___ Data supplied ___

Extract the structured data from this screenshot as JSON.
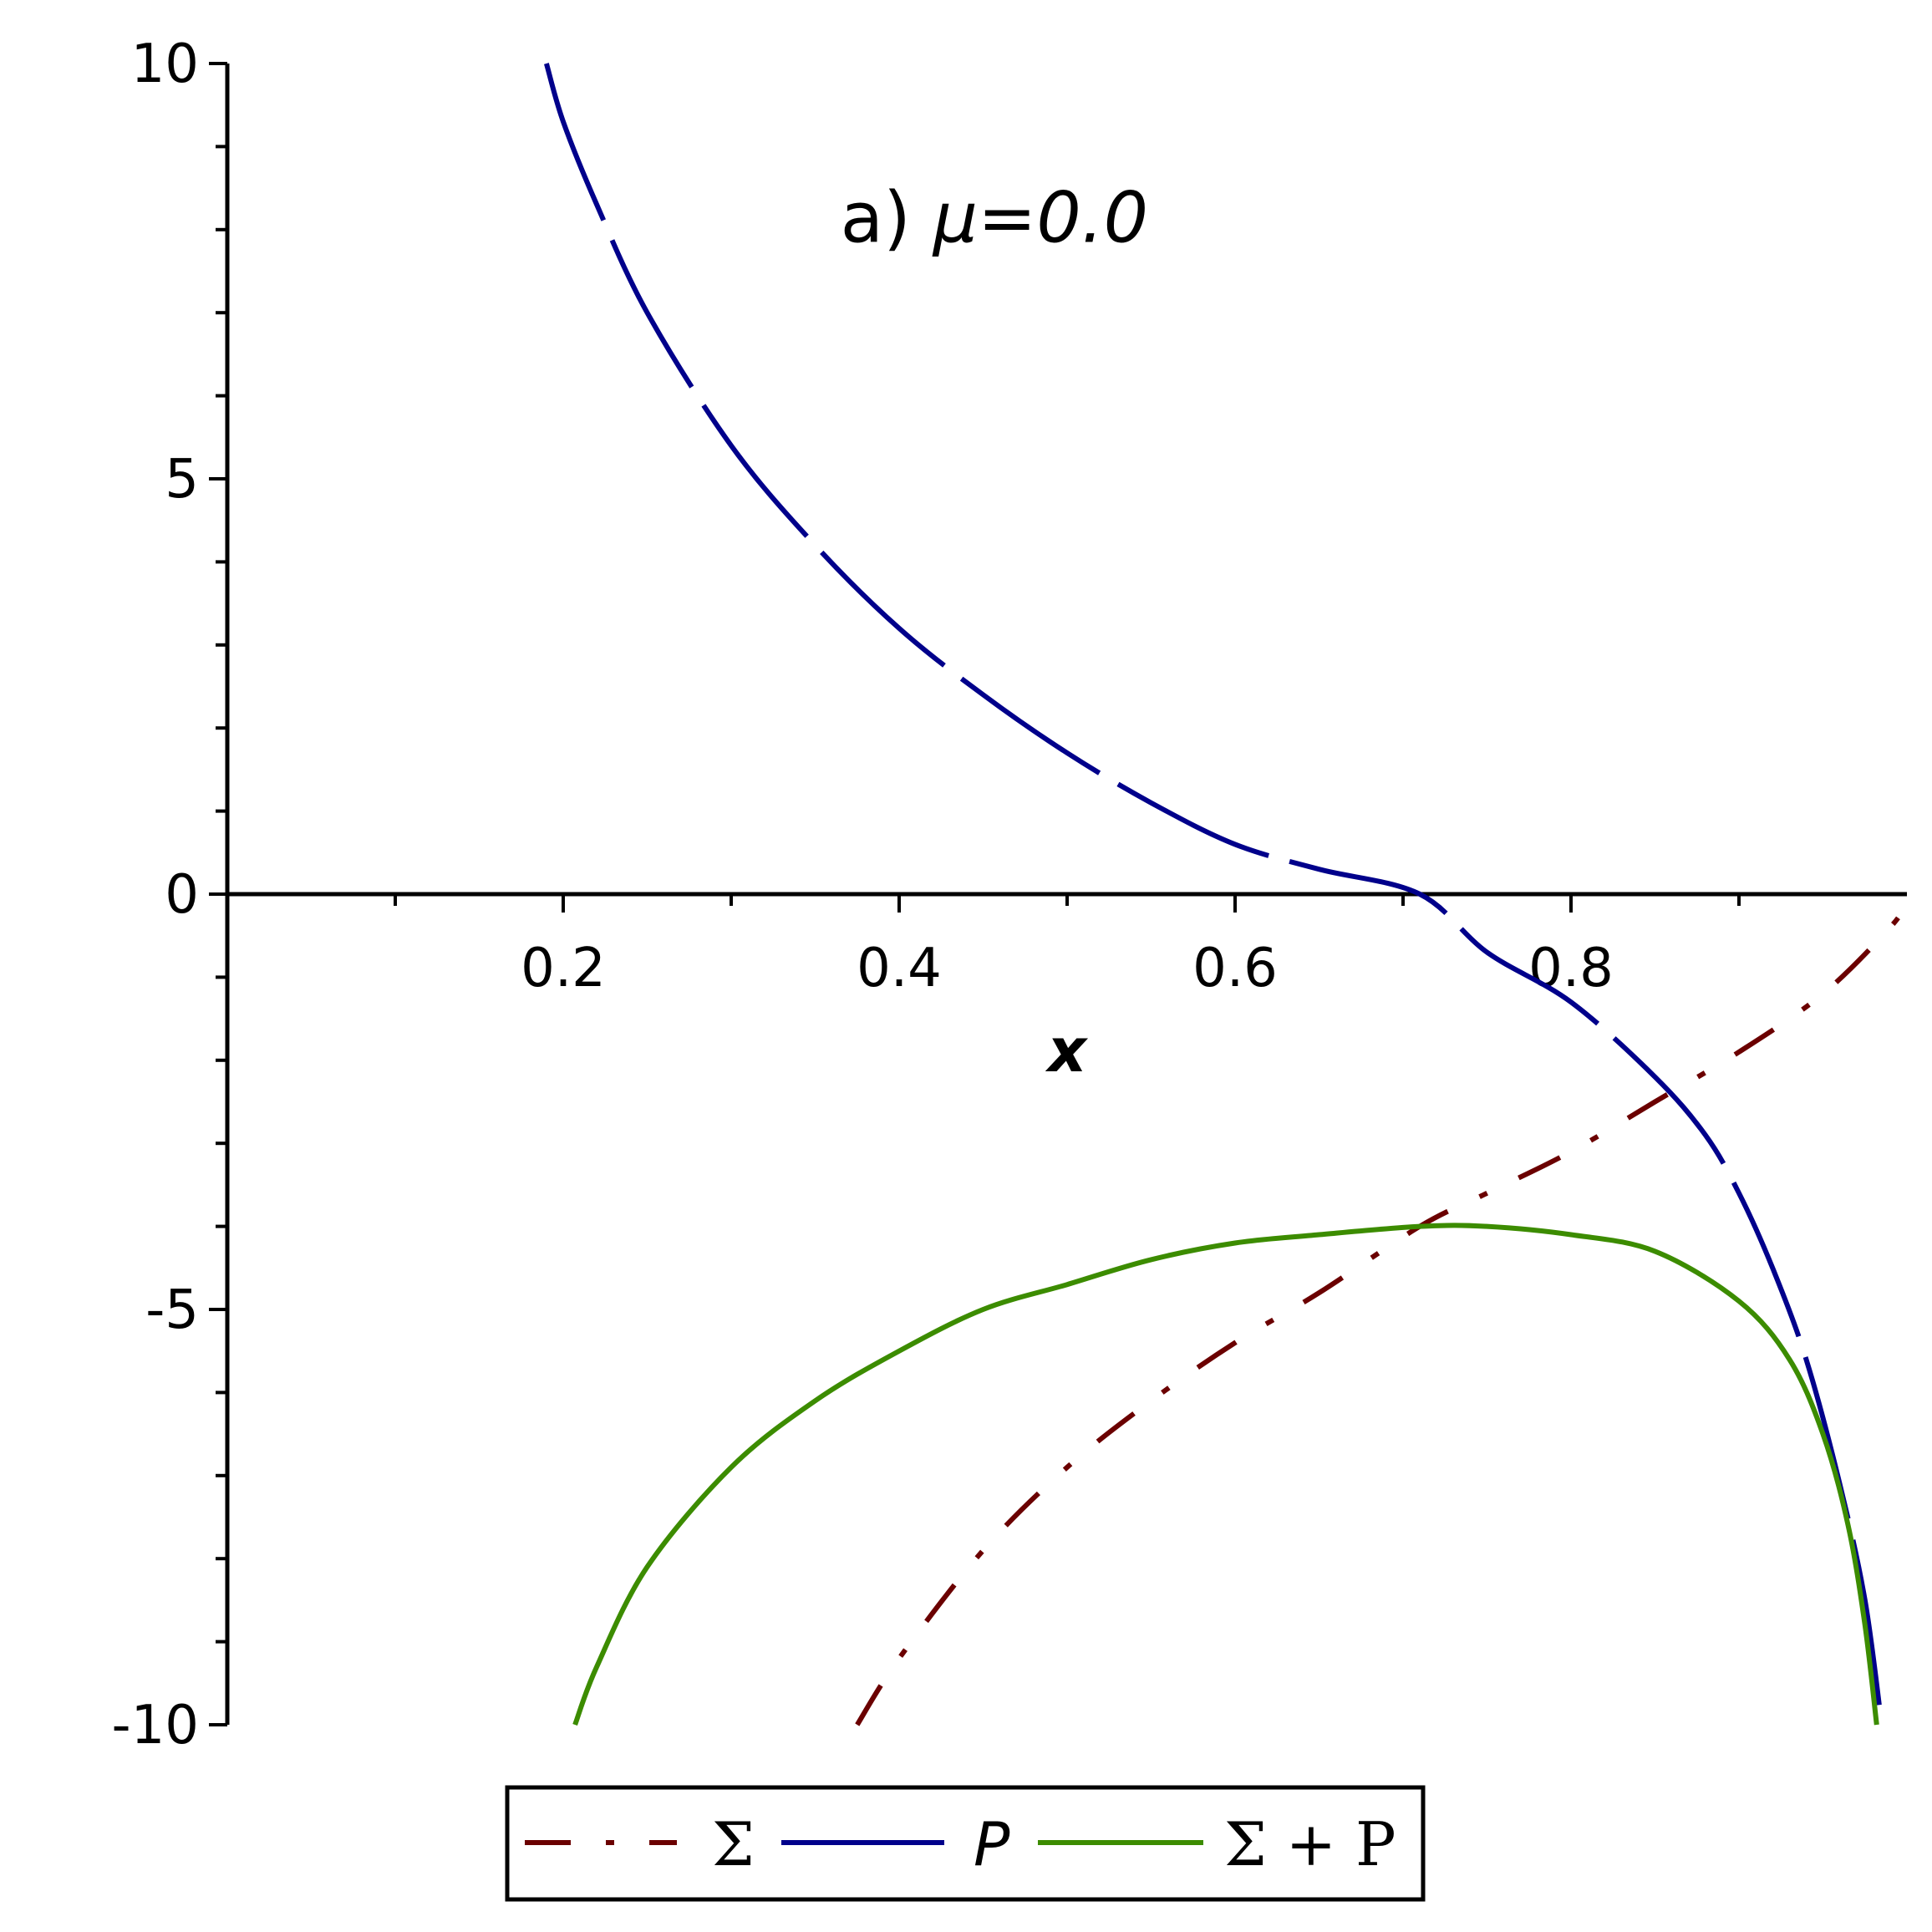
{
  "chart_data": {
    "type": "line",
    "title": "",
    "annotation": {
      "prefix": "a) ",
      "math": "μ=0.0"
    },
    "xlabel": "x",
    "ylabel": "",
    "xlim": [
      0,
      1.0
    ],
    "ylim": [
      -10,
      10
    ],
    "x_ticks": [
      0.2,
      0.4,
      0.6,
      0.8
    ],
    "x_tick_labels": [
      "0.2",
      "0.4",
      "0.6",
      "0.8"
    ],
    "y_ticks": [
      -10,
      -5,
      0,
      5,
      10
    ],
    "y_tick_labels": [
      "-10",
      "-5",
      "0",
      "5",
      "10"
    ],
    "grid": false,
    "legend_position": "bottom",
    "series": [
      {
        "name": "Σ",
        "color": "#6b0000",
        "dash": "dash-dot",
        "x": [
          0.375,
          0.4,
          0.45,
          0.5,
          0.55,
          0.6,
          0.65,
          0.71,
          0.75,
          0.8,
          0.85,
          0.9,
          0.95,
          0.99,
          1.0
        ],
        "y": [
          -10.0,
          -9.2,
          -7.9,
          -6.9,
          -6.1,
          -5.4,
          -4.8,
          -4.0,
          -3.6,
          -3.1,
          -2.5,
          -1.9,
          -1.2,
          -0.4,
          -0.1
        ]
      },
      {
        "name": "P",
        "color": "#00008b",
        "dash": "long-dash",
        "x": [
          0.19,
          0.2,
          0.22,
          0.25,
          0.3,
          0.35,
          0.4,
          0.45,
          0.5,
          0.55,
          0.6,
          0.65,
          0.71,
          0.75,
          0.8,
          0.85,
          0.88,
          0.9,
          0.92,
          0.94,
          0.96,
          0.975,
          0.985
        ],
        "y": [
          10.0,
          9.3,
          8.3,
          7.0,
          5.4,
          4.2,
          3.2,
          2.4,
          1.7,
          1.1,
          0.6,
          0.3,
          0.0,
          -0.7,
          -1.3,
          -2.2,
          -2.9,
          -3.6,
          -4.5,
          -5.6,
          -7.1,
          -8.5,
          -10.0
        ]
      },
      {
        "name": "Σ + P",
        "color": "#3c8c00",
        "dash": "solid",
        "x": [
          0.207,
          0.22,
          0.25,
          0.3,
          0.35,
          0.4,
          0.45,
          0.5,
          0.55,
          0.6,
          0.65,
          0.71,
          0.75,
          0.8,
          0.85,
          0.9,
          0.93,
          0.95,
          0.965,
          0.975,
          0.982
        ],
        "y": [
          -10.0,
          -9.3,
          -8.1,
          -6.9,
          -6.1,
          -5.5,
          -5.0,
          -4.7,
          -4.4,
          -4.2,
          -4.1,
          -4.0,
          -4.0,
          -4.1,
          -4.3,
          -4.9,
          -5.6,
          -6.5,
          -7.6,
          -8.8,
          -10.0
        ]
      }
    ]
  }
}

___

Challenge: Go through the records and show every line with the string "color" in it.

Response to the exercise:
        "color": "#6b0000",
        "color": "#00008b",
        "color": "#3c8c00",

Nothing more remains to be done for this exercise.